**Short task:**
Leaving the pictures aside, transcribe every line below exactly.

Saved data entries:
☆ ☆ ☆
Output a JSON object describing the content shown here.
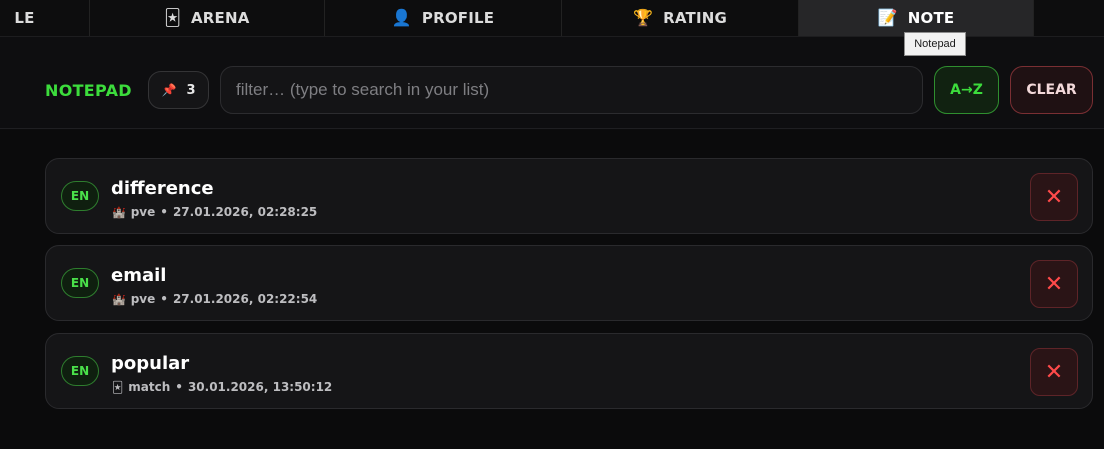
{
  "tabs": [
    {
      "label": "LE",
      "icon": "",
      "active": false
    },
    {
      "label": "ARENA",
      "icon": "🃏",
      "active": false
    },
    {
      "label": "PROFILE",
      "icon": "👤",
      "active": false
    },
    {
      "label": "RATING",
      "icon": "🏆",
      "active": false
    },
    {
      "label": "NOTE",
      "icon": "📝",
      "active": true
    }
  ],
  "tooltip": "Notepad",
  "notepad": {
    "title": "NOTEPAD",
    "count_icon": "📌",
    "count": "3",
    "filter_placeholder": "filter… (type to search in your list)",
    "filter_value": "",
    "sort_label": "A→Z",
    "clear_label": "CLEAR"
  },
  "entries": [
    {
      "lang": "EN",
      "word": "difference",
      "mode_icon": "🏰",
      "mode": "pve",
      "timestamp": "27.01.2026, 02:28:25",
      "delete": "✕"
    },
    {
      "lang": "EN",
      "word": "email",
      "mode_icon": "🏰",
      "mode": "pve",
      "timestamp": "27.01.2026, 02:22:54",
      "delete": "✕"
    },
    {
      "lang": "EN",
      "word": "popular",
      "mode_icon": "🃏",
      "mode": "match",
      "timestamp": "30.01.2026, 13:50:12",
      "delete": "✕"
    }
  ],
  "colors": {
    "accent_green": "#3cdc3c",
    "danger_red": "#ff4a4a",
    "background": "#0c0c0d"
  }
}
☆ ☆ ☆
**Exercise answer:**
Output a JSON object describing the content shown here.
{
  "tabs": [
    {
      "label": "LE",
      "icon": "",
      "active": false
    },
    {
      "label": "ARENA",
      "icon": "🃏",
      "active": false
    },
    {
      "label": "PROFILE",
      "icon": "👤",
      "active": false
    },
    {
      "label": "RATING",
      "icon": "🏆",
      "active": false
    },
    {
      "label": "NOTE",
      "icon": "📝",
      "active": true
    }
  ],
  "tooltip": "Notepad",
  "notepad": {
    "title": "NOTEPAD",
    "count_icon": "📌",
    "count": "3",
    "filter_placeholder": "filter… (type to search in your list)",
    "filter_value": "",
    "sort_label": "A→Z",
    "clear_label": "CLEAR"
  },
  "entries": [
    {
      "lang": "EN",
      "word": "difference",
      "mode_icon": "🏰",
      "mode": "pve",
      "timestamp": "27.01.2026, 02:28:25",
      "delete": "✕"
    },
    {
      "lang": "EN",
      "word": "email",
      "mode_icon": "🏰",
      "mode": "pve",
      "timestamp": "27.01.2026, 02:22:54",
      "delete": "✕"
    },
    {
      "lang": "EN",
      "word": "popular",
      "mode_icon": "🃏",
      "mode": "match",
      "timestamp": "30.01.2026, 13:50:12",
      "delete": "✕"
    }
  ],
  "colors": {
    "accent_green": "#3cdc3c",
    "danger_red": "#ff4a4a",
    "background": "#0c0c0d"
  }
}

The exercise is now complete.